▶ What is expected: The response must contain each line of the material that holds "stimulation".

::::::::

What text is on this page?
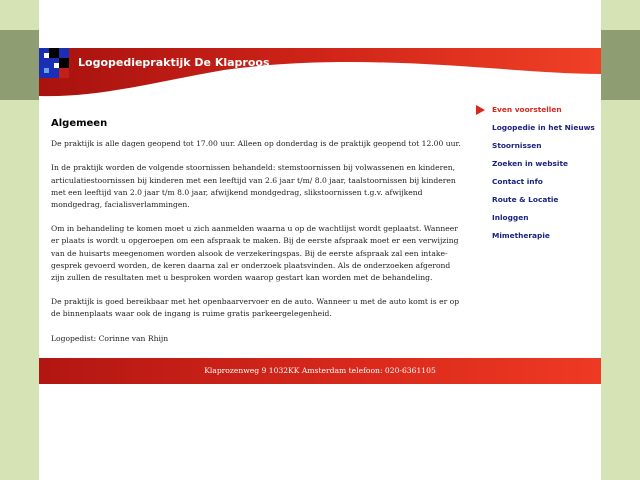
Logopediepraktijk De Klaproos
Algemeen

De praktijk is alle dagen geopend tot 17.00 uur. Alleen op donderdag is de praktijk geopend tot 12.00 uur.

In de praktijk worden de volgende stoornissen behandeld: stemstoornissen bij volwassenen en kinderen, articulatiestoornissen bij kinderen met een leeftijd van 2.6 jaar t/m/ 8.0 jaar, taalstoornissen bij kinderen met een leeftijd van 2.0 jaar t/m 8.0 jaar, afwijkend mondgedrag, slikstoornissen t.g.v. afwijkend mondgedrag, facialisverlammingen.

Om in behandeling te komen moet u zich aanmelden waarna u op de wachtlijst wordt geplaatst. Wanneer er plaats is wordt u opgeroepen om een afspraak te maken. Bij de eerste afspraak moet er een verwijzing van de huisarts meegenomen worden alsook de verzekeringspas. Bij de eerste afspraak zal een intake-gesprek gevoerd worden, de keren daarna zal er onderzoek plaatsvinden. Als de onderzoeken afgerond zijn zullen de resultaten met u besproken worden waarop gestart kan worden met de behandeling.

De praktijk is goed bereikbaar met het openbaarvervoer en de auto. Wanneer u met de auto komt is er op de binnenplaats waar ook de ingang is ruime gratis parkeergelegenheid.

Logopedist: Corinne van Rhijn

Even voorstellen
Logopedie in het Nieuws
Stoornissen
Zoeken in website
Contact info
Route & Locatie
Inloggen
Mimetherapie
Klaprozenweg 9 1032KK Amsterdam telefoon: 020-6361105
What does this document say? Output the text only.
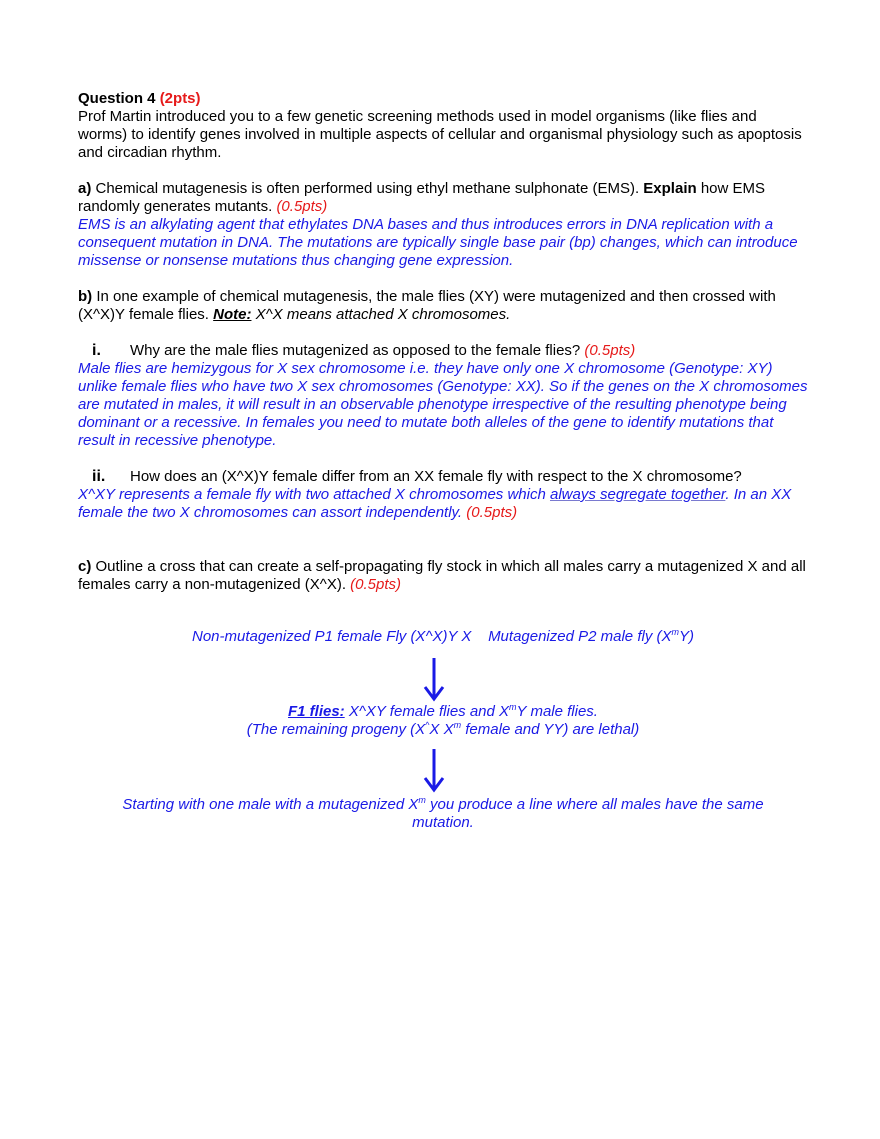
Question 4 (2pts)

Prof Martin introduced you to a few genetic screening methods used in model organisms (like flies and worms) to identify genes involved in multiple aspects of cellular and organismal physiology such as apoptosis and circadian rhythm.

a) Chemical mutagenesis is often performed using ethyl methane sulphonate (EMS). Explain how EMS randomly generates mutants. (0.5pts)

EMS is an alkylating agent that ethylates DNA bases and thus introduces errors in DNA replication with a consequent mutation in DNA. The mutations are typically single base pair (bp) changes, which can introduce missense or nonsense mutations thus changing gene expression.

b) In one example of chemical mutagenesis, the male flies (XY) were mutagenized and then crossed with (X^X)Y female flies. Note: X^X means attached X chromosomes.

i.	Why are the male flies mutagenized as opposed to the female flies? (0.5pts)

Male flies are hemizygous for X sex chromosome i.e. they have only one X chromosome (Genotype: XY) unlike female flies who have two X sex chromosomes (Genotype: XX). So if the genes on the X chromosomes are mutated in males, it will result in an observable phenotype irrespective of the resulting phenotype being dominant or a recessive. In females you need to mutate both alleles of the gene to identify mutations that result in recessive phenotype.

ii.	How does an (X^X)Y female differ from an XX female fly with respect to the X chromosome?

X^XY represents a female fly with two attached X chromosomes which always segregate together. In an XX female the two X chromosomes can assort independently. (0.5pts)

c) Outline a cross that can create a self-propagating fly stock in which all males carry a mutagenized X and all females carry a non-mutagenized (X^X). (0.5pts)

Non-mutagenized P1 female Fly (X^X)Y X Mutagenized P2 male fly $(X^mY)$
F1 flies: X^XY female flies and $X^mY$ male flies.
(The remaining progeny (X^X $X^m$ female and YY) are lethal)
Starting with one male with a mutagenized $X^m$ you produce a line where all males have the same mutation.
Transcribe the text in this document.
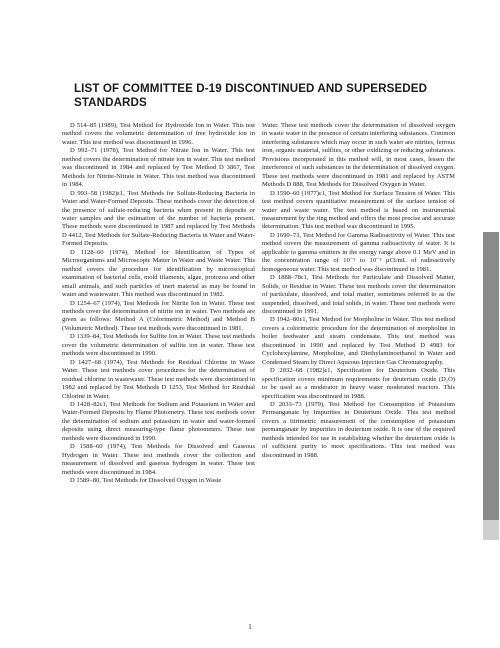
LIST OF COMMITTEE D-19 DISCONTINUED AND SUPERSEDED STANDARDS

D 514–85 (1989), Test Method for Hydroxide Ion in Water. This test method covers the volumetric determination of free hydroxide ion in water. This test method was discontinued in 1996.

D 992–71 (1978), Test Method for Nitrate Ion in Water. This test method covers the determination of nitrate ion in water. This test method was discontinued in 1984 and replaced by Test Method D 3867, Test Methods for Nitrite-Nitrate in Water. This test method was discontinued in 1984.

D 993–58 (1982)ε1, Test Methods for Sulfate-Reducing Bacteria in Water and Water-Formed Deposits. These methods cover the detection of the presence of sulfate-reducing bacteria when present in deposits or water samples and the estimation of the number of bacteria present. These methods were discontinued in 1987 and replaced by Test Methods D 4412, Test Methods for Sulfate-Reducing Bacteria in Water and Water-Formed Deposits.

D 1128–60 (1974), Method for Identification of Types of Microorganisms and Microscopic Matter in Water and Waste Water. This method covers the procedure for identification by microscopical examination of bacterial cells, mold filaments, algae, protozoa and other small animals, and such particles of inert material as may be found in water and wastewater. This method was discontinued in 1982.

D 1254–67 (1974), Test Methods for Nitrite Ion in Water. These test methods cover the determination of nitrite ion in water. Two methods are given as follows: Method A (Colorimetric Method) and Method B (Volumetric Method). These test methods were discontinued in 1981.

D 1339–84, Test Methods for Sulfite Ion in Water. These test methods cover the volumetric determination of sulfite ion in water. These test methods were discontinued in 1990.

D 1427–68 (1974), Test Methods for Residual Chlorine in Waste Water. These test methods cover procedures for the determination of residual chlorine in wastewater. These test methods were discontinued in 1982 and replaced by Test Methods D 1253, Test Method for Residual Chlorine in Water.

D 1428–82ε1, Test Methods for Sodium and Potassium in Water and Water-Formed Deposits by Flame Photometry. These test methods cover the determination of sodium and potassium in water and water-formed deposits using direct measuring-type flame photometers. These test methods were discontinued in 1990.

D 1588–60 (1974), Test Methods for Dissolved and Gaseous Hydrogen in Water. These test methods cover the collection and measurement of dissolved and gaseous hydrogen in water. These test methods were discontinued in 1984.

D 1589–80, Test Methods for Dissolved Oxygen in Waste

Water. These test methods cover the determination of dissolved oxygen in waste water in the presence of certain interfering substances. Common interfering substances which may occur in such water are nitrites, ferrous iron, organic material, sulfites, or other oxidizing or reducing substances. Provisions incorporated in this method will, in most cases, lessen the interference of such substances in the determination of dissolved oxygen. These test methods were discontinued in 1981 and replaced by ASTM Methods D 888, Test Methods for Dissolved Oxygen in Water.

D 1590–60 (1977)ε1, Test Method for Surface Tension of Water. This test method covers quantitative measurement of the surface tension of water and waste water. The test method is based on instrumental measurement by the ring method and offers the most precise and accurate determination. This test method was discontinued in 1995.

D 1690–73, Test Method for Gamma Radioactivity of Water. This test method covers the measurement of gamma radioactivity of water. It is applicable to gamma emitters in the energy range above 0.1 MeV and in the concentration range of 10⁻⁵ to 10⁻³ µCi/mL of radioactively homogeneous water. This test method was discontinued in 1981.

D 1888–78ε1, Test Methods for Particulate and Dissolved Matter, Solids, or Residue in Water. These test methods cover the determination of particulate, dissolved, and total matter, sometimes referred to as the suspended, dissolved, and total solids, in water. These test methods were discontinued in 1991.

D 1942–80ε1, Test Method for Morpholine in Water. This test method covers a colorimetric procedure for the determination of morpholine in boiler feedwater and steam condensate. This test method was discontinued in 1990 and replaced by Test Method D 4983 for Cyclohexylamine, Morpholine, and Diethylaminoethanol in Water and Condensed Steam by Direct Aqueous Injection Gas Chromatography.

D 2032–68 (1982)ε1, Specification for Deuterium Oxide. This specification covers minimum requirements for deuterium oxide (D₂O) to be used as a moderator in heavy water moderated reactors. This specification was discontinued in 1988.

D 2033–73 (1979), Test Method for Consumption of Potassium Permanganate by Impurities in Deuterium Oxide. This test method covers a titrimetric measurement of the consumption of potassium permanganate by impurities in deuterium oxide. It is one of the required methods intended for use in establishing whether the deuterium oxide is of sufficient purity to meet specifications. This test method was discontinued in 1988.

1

::::::::

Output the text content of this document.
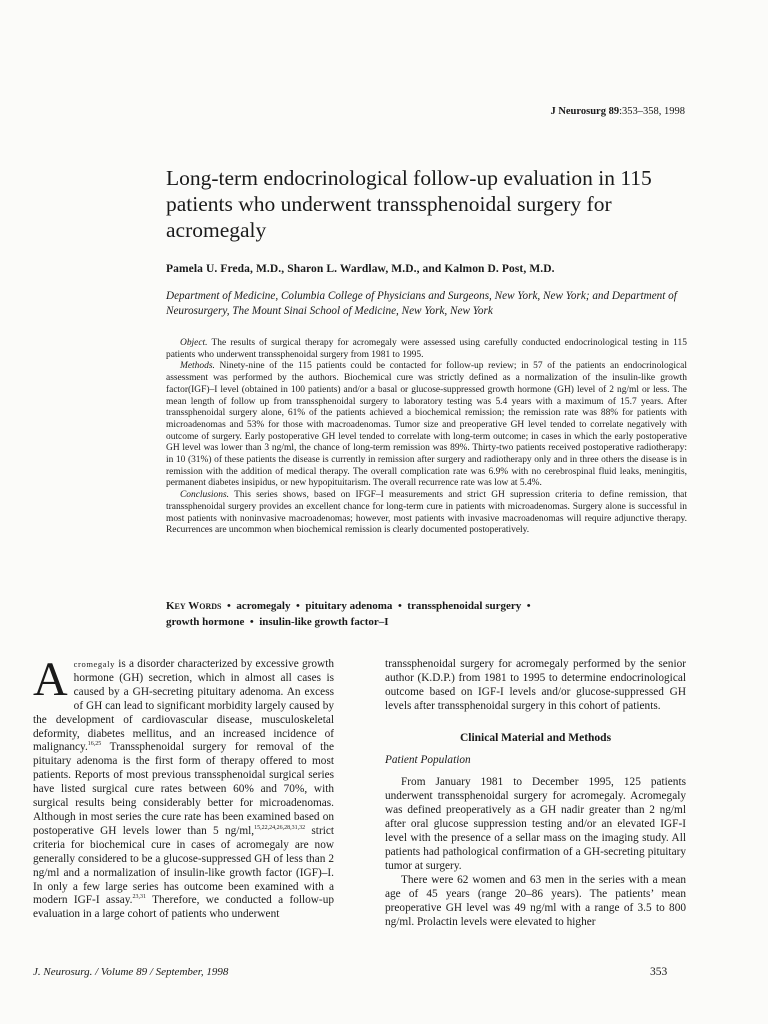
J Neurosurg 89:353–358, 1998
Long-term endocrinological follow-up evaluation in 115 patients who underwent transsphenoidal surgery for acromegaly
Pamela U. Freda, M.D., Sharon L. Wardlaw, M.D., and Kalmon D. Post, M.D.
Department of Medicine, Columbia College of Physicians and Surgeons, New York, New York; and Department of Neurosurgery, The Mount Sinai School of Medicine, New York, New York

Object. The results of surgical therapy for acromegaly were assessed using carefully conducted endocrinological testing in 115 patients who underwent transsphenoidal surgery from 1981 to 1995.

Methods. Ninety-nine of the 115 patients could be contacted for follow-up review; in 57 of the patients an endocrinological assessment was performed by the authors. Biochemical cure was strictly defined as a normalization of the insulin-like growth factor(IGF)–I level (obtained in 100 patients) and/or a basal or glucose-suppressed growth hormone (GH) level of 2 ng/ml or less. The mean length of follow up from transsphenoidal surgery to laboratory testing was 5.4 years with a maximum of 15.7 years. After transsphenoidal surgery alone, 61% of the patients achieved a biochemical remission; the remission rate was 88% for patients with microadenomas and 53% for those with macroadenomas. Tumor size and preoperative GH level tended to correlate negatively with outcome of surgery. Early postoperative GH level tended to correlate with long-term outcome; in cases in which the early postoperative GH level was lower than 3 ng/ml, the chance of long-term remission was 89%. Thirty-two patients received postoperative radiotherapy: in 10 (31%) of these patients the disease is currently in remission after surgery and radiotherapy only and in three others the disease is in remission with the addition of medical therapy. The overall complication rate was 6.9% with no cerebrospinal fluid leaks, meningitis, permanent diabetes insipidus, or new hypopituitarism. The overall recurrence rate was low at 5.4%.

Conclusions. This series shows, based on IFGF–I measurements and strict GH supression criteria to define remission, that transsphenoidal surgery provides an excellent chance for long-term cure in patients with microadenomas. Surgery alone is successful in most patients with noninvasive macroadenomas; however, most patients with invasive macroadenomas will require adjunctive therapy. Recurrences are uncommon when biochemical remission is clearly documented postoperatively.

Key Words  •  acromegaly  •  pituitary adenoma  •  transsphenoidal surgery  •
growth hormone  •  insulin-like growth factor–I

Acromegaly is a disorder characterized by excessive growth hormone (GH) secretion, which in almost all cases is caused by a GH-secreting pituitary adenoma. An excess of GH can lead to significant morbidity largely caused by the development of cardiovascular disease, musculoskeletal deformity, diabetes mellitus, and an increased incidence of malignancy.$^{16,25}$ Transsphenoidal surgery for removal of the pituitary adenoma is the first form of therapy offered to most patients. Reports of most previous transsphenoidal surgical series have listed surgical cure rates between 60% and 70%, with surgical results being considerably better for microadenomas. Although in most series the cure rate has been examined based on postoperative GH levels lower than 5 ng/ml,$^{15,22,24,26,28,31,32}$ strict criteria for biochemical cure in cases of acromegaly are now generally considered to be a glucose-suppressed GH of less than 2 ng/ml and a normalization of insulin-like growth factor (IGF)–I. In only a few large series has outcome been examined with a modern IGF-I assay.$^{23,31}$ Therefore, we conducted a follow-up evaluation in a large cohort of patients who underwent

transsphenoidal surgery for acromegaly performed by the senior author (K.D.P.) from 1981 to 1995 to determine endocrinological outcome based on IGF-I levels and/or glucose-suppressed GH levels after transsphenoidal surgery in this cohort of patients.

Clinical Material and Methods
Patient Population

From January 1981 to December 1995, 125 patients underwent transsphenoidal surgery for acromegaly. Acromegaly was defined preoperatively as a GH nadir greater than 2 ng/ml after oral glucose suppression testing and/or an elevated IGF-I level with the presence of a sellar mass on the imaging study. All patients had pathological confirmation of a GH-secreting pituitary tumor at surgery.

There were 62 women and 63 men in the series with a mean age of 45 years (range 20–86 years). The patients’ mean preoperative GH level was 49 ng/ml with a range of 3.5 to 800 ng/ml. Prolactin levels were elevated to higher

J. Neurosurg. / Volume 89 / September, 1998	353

::::::::

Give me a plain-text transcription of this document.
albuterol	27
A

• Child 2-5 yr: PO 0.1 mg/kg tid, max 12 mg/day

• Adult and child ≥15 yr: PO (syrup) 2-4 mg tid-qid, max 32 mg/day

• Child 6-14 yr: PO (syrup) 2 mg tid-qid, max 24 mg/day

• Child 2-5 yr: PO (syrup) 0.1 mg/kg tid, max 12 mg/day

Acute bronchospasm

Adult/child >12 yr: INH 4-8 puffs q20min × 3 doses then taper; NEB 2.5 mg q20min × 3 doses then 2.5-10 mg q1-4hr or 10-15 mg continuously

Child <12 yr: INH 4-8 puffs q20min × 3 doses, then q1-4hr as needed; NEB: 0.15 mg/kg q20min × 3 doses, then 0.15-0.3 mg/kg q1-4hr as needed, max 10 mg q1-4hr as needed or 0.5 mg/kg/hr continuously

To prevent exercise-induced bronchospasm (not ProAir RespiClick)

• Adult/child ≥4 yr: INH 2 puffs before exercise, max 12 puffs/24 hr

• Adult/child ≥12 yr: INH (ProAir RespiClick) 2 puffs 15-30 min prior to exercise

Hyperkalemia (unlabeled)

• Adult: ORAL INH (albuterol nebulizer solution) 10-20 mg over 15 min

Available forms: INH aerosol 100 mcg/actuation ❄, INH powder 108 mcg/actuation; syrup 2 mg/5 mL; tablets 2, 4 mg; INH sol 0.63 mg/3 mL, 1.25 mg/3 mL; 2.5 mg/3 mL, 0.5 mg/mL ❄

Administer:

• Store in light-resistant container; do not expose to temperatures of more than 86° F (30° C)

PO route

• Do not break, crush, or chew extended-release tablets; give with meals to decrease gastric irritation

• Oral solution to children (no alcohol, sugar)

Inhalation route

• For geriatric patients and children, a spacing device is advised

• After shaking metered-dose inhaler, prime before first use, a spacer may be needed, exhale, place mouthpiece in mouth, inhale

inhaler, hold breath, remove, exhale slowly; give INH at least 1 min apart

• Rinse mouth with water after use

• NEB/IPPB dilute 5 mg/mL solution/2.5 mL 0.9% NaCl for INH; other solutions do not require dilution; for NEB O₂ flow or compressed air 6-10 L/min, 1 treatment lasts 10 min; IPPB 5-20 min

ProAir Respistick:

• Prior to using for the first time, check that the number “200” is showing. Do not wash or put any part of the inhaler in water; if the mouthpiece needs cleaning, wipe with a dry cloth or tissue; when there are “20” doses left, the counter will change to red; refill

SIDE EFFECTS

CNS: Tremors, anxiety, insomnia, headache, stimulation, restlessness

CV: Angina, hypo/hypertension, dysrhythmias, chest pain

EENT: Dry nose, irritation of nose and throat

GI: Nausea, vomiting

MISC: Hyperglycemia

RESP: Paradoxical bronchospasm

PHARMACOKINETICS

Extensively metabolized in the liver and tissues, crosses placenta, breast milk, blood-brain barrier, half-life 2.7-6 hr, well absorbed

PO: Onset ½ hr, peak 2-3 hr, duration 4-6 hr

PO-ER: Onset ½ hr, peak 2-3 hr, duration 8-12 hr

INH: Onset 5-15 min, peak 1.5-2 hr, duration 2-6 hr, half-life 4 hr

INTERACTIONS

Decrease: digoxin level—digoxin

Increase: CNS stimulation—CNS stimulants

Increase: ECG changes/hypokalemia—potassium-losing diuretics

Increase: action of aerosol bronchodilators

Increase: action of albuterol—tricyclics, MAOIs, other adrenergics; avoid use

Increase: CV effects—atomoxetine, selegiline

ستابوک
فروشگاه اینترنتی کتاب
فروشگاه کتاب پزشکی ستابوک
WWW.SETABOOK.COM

::::::::

▶ Reply:
CNS: Tremors, anxiety, insomnia, headache, stimulation, restlessness
Increase: CNS stimulation—CNS stimulants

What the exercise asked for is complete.